> Petunjuk Latihan
1) Dalam berita tentang kebebasan berpendapat, Ketua MPR dikutip secara langsung di antara tanda petik. Tuliskan setiap kalimat dalam kutipan langsung tersebut secara terpisah.
2) Salinlah bagian berita tentang kebebasan berpendapat mulai dari "Jakarta (ANTARA) - Ketua" sampai dengan "virtual, di Jakarta, Sabtu.".
3) Lanjutkan berita tentang kebebasan berpendapat itu setelah kalimat terakhir yang tercantum.

===== Kutipan Sumber

Jakarta (ANTARA) - Ketua MPR, Bambang Soesatyo, menegaskan ekspresi kebebasan berpendapat harus dilakukan secara proporsional dan bertanggungjawab agar tidak mencederai hak asasi orang lain.
"Setiap individu harus menghormati pranata sosial dan norma-norma yang berlaku dalam masyarakat. Setiap aktualisasi dari kebebasan berpendapat selalu ada konsekuensi dari apa yang disampaikan, sehingga harus bisa dipertanggungjawabkan. Inilah yang dimaksud dengan konsep kebebasan yang bertanggung jawab," ujar Ketua MPR dalam keterangan tertulis di Jakarta, Sabtu.
Ia menyampaikan itu saat memberikan sambutan pada sarasehan untuk negeri "Mengungkap Batasan 'Samar' tentang Kebebasan Berpendapat" yang diadakan Badan Eksekutif Mahasiswa Fakultas Ekonomi dan Bisnis Universitas Indonesia secara virtual, di Jakarta, Sabtu.

==========
===== Entri yang Disediakan

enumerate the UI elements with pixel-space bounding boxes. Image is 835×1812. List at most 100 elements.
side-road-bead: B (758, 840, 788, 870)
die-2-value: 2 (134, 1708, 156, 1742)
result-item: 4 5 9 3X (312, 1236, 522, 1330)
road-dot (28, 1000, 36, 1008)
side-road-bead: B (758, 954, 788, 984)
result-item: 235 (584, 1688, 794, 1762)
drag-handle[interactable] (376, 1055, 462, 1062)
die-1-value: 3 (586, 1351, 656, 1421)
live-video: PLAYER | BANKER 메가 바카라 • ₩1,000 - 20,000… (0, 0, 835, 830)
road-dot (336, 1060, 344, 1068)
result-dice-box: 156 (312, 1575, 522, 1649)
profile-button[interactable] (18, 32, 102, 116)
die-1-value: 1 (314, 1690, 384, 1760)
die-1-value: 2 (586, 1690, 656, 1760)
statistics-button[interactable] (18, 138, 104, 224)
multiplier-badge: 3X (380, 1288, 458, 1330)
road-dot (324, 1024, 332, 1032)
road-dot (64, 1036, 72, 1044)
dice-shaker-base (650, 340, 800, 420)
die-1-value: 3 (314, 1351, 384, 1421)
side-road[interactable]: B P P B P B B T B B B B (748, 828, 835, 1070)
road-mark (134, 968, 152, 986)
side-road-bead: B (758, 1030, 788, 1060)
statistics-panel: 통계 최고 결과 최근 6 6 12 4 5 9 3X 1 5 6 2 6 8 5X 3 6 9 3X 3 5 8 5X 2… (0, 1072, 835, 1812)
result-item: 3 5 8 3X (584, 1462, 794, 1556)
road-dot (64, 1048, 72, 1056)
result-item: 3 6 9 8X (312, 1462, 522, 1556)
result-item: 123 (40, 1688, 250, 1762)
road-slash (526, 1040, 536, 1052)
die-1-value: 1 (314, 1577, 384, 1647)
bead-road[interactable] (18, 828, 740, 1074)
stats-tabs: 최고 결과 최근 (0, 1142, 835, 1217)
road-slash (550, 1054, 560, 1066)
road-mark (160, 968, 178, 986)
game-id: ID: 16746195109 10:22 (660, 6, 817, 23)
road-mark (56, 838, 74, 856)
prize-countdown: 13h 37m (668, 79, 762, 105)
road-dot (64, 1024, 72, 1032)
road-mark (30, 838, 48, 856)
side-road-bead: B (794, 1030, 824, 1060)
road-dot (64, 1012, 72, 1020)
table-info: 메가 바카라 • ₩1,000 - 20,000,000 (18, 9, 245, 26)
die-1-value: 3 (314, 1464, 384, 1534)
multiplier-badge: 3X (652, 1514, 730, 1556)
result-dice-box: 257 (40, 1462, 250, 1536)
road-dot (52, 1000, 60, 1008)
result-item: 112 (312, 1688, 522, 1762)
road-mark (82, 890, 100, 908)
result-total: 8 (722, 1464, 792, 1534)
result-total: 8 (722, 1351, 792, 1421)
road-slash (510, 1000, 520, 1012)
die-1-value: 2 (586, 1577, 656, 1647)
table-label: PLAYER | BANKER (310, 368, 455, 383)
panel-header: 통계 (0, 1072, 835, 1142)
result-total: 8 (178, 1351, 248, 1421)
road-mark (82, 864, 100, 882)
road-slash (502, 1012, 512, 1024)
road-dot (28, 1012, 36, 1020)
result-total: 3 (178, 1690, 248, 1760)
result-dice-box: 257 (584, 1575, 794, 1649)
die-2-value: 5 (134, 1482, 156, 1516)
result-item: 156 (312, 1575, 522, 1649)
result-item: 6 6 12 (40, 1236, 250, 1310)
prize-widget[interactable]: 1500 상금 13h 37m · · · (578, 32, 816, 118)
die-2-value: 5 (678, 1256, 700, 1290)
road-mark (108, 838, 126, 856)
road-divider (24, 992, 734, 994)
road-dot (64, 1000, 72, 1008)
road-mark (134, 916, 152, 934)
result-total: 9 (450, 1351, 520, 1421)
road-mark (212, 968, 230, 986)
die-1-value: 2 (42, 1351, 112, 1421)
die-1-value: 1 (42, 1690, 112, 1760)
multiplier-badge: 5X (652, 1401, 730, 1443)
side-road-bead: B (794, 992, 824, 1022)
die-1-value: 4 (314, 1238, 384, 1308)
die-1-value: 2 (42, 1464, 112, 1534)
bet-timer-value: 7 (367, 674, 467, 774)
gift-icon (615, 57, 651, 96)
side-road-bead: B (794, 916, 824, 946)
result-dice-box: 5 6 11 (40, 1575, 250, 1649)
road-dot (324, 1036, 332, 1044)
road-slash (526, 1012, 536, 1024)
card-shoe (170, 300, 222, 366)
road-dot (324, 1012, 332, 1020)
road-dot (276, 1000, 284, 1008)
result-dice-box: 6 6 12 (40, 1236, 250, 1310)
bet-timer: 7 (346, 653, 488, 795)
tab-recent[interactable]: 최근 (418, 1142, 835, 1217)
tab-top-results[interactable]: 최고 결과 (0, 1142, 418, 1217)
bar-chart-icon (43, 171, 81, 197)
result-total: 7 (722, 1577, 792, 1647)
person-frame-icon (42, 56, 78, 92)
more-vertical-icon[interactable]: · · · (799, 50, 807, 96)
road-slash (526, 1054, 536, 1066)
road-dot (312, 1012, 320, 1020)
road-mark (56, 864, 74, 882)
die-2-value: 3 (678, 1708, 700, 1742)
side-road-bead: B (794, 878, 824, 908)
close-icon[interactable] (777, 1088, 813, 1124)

==========

> Kunci Jawaban
1)
1. Setiap individu harus menghormati pranata sosial dan norma-norma yang berlaku dalam masyarakat.
2. Setiap aktualisasi dari kebebasan berpendapat selalu ada konsekuensi dari apa yang disampaikan, sehingga harus bisa dipertanggungjawabkan.
3. Inilah yang dimaksud dengan konsep kebebasan yang bertanggung jawab.

2)
Jakarta (ANTARA) - Ketua MPR, Bambang Soesatyo, menegaskan ekspresi kebebasan berpendapat harus dilakukan secara proporsional dan bertanggungjawab agar tidak mencederai hak asasi orang lain.
"Setiap individu harus menghormati pranata sosial dan norma-norma yang berlaku dalam masyarakat. Setiap aktualisasi dari kebebasan berpendapat selalu ada konsekuensi dari apa yang disampaikan, sehingga harus bisa dipertanggungjawabkan. Inilah yang dimaksud dengan konsep kebebasan yang bertanggung jawab," ujar Ketua MPR dalam keterangan tertulis di Jakarta, Sabtu.
Ia menyampaikan itu saat memberikan sambutan pada sarasehan untuk negeri "Mengungkap Batasan 'Samar' tentang Kebebasan Berpendapat" yang diadakan Badan Eksekutif Mahasiswa Fakultas Ekonomi dan Bisnis Universitas Indonesia secara virtual, di Jakarta, Sabtu.

3)
Ketua ke-20 DPR ini menjelaskan kebebasan berpendapat setiap individu dibatasi oleh dua hal, pertama adalah kebebasan individu lain, dan kedua adalah peraturan perundang-undangan.
"Batas yang pertama lebih bersifat subjektif karena setiap individu mempunyai keberagaman tolok ukur dalam memaknai ketersinggungan ego masing-masing. Karena itu, diperlukan batas kedua yaitu peraturan perundang-undangan agar kebebasan individu tidak melanggar kebebasan individu lainnya," kata dia.
Kepala Badan Bela Negara FKPPI ini menuturkan, kebebasan berpendapat merupakan salah satu pilar dan tolok ukur kehidupan demokrasi yang sehat.
Salah satu sarana yang dapat dijadikan rujukan untuk mengukurnya, kata dia, adalah melalui Indeks Demokrasi yang diolah dari tiga aspek, yaitu kebebasan sipil, hak-hak politik, dan lembaga demokrasi.
Ia mengatakan, Indeks Demokrasi Indonesia dari 2009 hingga 2020 telah mengalami pasang-surut dan dinamika.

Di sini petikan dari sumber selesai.